> **PROBLEM**: Set down the full listing exactly, character for character.

---*---

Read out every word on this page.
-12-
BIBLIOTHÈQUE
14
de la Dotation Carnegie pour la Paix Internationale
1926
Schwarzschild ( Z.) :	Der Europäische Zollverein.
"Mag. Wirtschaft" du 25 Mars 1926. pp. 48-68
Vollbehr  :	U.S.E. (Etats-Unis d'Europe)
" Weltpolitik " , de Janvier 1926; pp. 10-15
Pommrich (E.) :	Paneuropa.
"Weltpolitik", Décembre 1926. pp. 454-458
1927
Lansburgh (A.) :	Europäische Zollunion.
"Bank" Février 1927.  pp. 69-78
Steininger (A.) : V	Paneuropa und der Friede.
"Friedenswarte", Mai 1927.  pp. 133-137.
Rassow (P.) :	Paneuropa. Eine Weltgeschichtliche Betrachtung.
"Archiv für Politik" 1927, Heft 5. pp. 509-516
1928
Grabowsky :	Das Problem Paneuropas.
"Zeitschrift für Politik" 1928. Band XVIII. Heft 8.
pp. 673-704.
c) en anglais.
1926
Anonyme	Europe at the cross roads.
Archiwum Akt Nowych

---*---

> **OUTPUT FOR THIS EXERCISE**:
Read out every word on this page.
-12-
BIBLIOTHÈQUE
14
de la Dotation Carnegie pour la Paix Internationale
1926
Schwarzschild ( Z.) :	Der Europäische Zollverein.
"Mag. Wirtschaft" du 25 Mars 1926. pp. 48-68
Vollbehr  :	U.S.E. (Etats-Unis d'Europe)
" Weltpolitik " , de Janvier 1926; pp. 10-15
Pommrich (E.) :	Paneuropa.
"Weltpolitik", Décembre 1926. pp. 454-458
1927
Lansburgh (A.) :	Europäische Zollunion.
"Bank" Février 1927.  pp. 69-78
Steininger (A.) : V	Paneuropa und der Friede.
"Friedenswarte", Mai 1927.  pp. 133-137.
Rassow (P.) :	Paneuropa. Eine Weltgeschichtliche Betrachtung.
"Archiv für Politik" 1927, Heft 5. pp. 509-516
1928
Grabowsky :	Das Problem Paneuropas.
"Zeitschrift für Politik" 1928. Band XVIII. Heft 8.
pp. 673-704.
c) en anglais.
1926
Anonyme	Europe at the cross roads.
Archiwum Akt Nowych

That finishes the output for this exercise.